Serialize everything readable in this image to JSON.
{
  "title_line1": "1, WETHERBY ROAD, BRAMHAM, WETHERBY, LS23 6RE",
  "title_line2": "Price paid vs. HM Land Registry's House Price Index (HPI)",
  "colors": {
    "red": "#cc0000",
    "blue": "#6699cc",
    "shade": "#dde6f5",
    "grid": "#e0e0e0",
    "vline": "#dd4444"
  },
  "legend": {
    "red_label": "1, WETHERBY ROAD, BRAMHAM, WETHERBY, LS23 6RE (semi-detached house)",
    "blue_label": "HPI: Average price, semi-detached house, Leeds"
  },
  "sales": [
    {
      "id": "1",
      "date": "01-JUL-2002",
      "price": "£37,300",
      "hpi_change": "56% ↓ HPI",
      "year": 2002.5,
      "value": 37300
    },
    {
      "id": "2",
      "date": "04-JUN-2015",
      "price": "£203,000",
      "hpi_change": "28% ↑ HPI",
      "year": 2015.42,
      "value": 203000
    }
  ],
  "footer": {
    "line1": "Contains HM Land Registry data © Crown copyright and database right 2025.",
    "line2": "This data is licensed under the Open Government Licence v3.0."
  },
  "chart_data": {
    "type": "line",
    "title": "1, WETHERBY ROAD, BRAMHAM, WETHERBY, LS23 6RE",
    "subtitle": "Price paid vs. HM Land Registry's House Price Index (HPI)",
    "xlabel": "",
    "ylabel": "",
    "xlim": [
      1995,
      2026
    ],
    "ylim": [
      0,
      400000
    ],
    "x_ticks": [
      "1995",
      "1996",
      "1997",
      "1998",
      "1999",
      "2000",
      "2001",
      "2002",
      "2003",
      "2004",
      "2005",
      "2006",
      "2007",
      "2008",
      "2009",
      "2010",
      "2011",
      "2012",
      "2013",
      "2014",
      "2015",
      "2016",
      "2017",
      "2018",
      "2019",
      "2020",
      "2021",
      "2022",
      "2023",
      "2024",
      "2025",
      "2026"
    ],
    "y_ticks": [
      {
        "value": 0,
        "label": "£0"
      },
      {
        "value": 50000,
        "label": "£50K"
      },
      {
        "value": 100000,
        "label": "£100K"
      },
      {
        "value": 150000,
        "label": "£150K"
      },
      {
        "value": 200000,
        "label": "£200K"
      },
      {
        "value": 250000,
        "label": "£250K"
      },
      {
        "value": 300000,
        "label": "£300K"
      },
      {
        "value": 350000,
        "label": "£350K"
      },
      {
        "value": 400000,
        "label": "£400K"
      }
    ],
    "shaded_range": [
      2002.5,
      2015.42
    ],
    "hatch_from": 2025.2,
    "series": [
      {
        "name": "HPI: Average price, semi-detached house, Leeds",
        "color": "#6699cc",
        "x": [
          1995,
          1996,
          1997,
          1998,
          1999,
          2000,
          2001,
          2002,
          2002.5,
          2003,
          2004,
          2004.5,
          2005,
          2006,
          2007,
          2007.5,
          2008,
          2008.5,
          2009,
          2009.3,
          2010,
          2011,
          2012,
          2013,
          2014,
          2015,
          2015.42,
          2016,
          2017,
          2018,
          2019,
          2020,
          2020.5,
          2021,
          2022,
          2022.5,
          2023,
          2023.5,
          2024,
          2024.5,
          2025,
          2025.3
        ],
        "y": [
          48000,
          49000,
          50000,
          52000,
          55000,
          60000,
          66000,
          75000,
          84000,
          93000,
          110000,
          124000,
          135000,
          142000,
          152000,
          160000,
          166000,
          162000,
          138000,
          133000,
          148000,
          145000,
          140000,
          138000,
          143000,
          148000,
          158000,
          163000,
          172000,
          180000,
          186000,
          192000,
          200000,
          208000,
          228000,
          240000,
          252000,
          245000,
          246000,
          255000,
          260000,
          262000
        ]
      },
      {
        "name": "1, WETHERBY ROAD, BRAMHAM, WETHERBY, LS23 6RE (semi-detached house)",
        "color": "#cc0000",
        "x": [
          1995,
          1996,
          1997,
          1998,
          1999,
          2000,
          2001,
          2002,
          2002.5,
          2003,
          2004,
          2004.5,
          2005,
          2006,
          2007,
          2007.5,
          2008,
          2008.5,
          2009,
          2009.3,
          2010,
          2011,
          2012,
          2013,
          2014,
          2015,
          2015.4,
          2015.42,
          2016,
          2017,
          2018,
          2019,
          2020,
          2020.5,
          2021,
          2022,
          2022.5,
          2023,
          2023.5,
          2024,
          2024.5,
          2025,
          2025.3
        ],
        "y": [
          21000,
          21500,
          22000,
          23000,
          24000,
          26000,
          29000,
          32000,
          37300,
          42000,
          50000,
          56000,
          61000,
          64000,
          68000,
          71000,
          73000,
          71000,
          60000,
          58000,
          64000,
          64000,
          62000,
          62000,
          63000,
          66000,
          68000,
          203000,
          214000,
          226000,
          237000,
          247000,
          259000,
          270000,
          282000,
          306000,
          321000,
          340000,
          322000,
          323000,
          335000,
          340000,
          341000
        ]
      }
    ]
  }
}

• WHAT IS BEING ASKED: Copy out the full listing exactly.

• RESPONSE:
Serialize everything readable in this image to JSON.
{
  "title_line1": "1, WETHERBY ROAD, BRAMHAM, WETHERBY, LS23 6RE",
  "title_line2": "Price paid vs. HM Land Registry's House Price Index (HPI)",
  "colors": {
    "red": "#cc0000",
    "blue": "#6699cc",
    "shade": "#dde6f5",
    "grid": "#e0e0e0",
    "vline": "#dd4444"
  },
  "legend": {
    "red_label": "1, WETHERBY ROAD, BRAMHAM, WETHERBY, LS23 6RE (semi-detached house)",
    "blue_label": "HPI: Average price, semi-detached house, Leeds"
  },
  "sales": [
    {
      "id": "1",
      "date": "01-JUL-2002",
      "price": "£37,300",
      "hpi_change": "56% ↓ HPI",
      "year": 2002.5,
      "value": 37300
    },
    {
      "id": "2",
      "date": "04-JUN-2015",
      "price": "£203,000",
      "hpi_change": "28% ↑ HPI",
      "year": 2015.42,
      "value": 203000
    }
  ],
  "footer": {
    "line1": "Contains HM Land Registry data © Crown copyright and database right 2025.",
    "line2": "This data is licensed under the Open Government Licence v3.0."
  },
  "chart_data": {
    "type": "line",
    "title": "1, WETHERBY ROAD, BRAMHAM, WETHERBY, LS23 6RE",
    "subtitle": "Price paid vs. HM Land Registry's House Price Index (HPI)",
    "xlabel": "",
    "ylabel": "",
    "xlim": [
      1995,
      2026
    ],
    "ylim": [
      0,
      400000
    ],
    "x_ticks": [
      "1995",
      "1996",
      "1997",
      "1998",
      "1999",
      "2000",
      "2001",
      "2002",
      "2003",
      "2004",
      "2005",
      "2006",
      "2007",
      "2008",
      "2009",
      "2010",
      "2011",
      "2012",
      "2013",
      "2014",
      "2015",
      "2016",
      "2017",
      "2018",
      "2019",
      "2020",
      "2021",
      "2022",
      "2023",
      "2024",
      "2025",
      "2026"
    ],
    "y_ticks": [
      {
        "value": 0,
        "label": "£0"
      },
      {
        "value": 50000,
        "label": "£50K"
      },
      {
        "value": 100000,
        "label": "£100K"
      },
      {
        "value": 150000,
        "label": "£150K"
      },
      {
        "value": 200000,
        "label": "£200K"
      },
      {
        "value": 250000,
        "label": "£250K"
      },
      {
        "value": 300000,
        "label": "£300K"
      },
      {
        "value": 350000,
        "label": "£350K"
      },
      {
        "value": 400000,
        "label": "£400K"
      }
    ],
    "shaded_range": [
      2002.5,
      2015.42
    ],
    "hatch_from": 2025.2,
    "series": [
      {
        "name": "HPI: Average price, semi-detached house, Leeds",
        "color": "#6699cc",
        "x": [
          1995,
          1996,
          1997,
          1998,
          1999,
          2000,
          2001,
          2002,
          2002.5,
          2003,
          2004,
          2004.5,
          2005,
          2006,
          2007,
          2007.5,
          2008,
          2008.5,
          2009,
          2009.3,
          2010,
          2011,
          2012,
          2013,
          2014,
          2015,
          2015.42,
          2016,
          2017,
          2018,
          2019,
          2020,
          2020.5,
          2021,
          2022,
          2022.5,
          2023,
          2023.5,
          2024,
          2024.5,
          2025,
          2025.3
        ],
        "y": [
          48000,
          49000,
          50000,
          52000,
          55000,
          60000,
          66000,
          75000,
          84000,
          93000,
          110000,
          124000,
          135000,
          142000,
          152000,
          160000,
          166000,
          162000,
          138000,
          133000,
          148000,
          145000,
          140000,
          138000,
          143000,
          148000,
          158000,
          163000,
          172000,
          180000,
          186000,
          192000,
          200000,
          208000,
          228000,
          240000,
          252000,
          245000,
          246000,
          255000,
          260000,
          262000
        ]
      },
      {
        "name": "1, WETHERBY ROAD, BRAMHAM, WETHERBY, LS23 6RE (semi-detached house)",
        "color": "#cc0000",
        "x": [
          1995,
          1996,
          1997,
          1998,
          1999,
          2000,
          2001,
          2002,
          2002.5,
          2003,
          2004,
          2004.5,
          2005,
          2006,
          2007,
          2007.5,
          2008,
          2008.5,
          2009,
          2009.3,
          2010,
          2011,
          2012,
          2013,
          2014,
          2015,
          2015.4,
          2015.42,
          2016,
          2017,
          2018,
          2019,
          2020,
          2020.5,
          2021,
          2022,
          2022.5,
          2023,
          2023.5,
          2024,
          2024.5,
          2025,
          2025.3
        ],
        "y": [
          21000,
          21500,
          22000,
          23000,
          24000,
          26000,
          29000,
          32000,
          37300,
          42000,
          50000,
          56000,
          61000,
          64000,
          68000,
          71000,
          73000,
          71000,
          60000,
          58000,
          64000,
          64000,
          62000,
          62000,
          63000,
          66000,
          68000,
          203000,
          214000,
          226000,
          237000,
          247000,
          259000,
          270000,
          282000,
          306000,
          321000,
          340000,
          322000,
          323000,
          335000,
          340000,
          341000
        ]
      }
    ]
  }
}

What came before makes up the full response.